EXERCISE INSTRUCTIONS: Reproduce the following material exactly, including every line.

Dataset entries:
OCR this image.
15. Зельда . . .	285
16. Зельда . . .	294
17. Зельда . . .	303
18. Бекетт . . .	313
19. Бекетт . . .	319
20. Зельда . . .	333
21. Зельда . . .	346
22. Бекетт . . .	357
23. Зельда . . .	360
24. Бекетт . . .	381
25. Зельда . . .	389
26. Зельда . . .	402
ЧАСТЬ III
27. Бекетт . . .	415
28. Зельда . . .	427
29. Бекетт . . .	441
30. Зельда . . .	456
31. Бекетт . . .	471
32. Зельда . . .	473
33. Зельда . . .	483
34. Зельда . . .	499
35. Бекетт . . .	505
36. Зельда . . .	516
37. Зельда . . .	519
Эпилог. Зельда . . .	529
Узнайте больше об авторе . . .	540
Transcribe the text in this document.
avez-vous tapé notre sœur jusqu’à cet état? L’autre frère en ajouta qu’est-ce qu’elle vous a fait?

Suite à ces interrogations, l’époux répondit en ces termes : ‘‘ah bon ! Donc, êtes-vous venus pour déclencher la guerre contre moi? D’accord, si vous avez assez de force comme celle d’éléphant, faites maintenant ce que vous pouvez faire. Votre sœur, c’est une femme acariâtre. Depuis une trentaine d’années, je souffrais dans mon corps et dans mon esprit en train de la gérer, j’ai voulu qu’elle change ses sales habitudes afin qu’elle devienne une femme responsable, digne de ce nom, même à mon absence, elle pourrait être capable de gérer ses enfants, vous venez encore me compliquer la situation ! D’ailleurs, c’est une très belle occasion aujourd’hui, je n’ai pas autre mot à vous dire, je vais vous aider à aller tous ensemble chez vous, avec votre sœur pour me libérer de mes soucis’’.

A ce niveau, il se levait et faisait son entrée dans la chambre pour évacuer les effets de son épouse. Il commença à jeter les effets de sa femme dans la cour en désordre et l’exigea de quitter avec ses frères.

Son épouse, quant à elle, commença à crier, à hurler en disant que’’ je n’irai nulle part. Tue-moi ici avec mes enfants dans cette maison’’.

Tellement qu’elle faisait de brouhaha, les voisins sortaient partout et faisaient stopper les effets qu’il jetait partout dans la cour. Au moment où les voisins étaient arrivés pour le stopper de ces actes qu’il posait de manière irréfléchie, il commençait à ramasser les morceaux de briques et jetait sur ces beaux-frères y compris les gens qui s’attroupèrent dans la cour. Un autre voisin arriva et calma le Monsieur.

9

EXERCISE RESULT:
OCR this image.
15. Зельда . . .	285
16. Зельда . . .	294
17. Зельда . . .	303
18. Бекетт . . .	313
19. Бекетт . . .	319
20. Зельда . . .	333
21. Зельда . . .	346
22. Бекетт . . .	357
23. Зельда . . .	360
24. Бекетт . . .	381
25. Зельда . . .	389
26. Зельда . . .	402
ЧАСТЬ III
27. Бекетт . . .	415
28. Зельда . . .	427
29. Бекетт . . .	441
30. Зельда . . .	456
31. Бекетт . . .	471
32. Зельда . . .	473
33. Зельда . . .	483
34. Зельда . . .	499
35. Бекетт . . .	505
36. Зельда . . .	516
37. Зельда . . .	519
Эпилог. Зельда . . .	529
Узнайте больше об авторе . . .	540
Transcribe the text in this document.
avez-vous tapé notre sœur jusqu’à cet état? L’autre frère en ajouta qu’est-ce qu’elle vous a fait?

Suite à ces interrogations, l’époux répondit en ces termes : ‘‘ah bon ! Donc, êtes-vous venus pour déclencher la guerre contre moi? D’accord, si vous avez assez de force comme celle d’éléphant, faites maintenant ce que vous pouvez faire. Votre sœur, c’est une femme acariâtre. Depuis une trentaine d’années, je souffrais dans mon corps et dans mon esprit en train de la gérer, j’ai voulu qu’elle change ses sales habitudes afin qu’elle devienne une femme responsable, digne de ce nom, même à mon absence, elle pourrait être capable de gérer ses enfants, vous venez encore me compliquer la situation ! D’ailleurs, c’est une très belle occasion aujourd’hui, je n’ai pas autre mot à vous dire, je vais vous aider à aller tous ensemble chez vous, avec votre sœur pour me libérer de mes soucis’’.

A ce niveau, il se levait et faisait son entrée dans la chambre pour évacuer les effets de son épouse. Il commença à jeter les effets de sa femme dans la cour en désordre et l’exigea de quitter avec ses frères.

Son épouse, quant à elle, commença à crier, à hurler en disant que’’ je n’irai nulle part. Tue-moi ici avec mes enfants dans cette maison’’.

Tellement qu’elle faisait de brouhaha, les voisins sortaient partout et faisaient stopper les effets qu’il jetait partout dans la cour. Au moment où les voisins étaient arrivés pour le stopper de ces actes qu’il posait de manière irréfléchie, il commençait à ramasser les morceaux de briques et jetait sur ces beaux-frères y compris les gens qui s’attroupèrent dans la cour. Un autre voisin arriva et calma le Monsieur.

9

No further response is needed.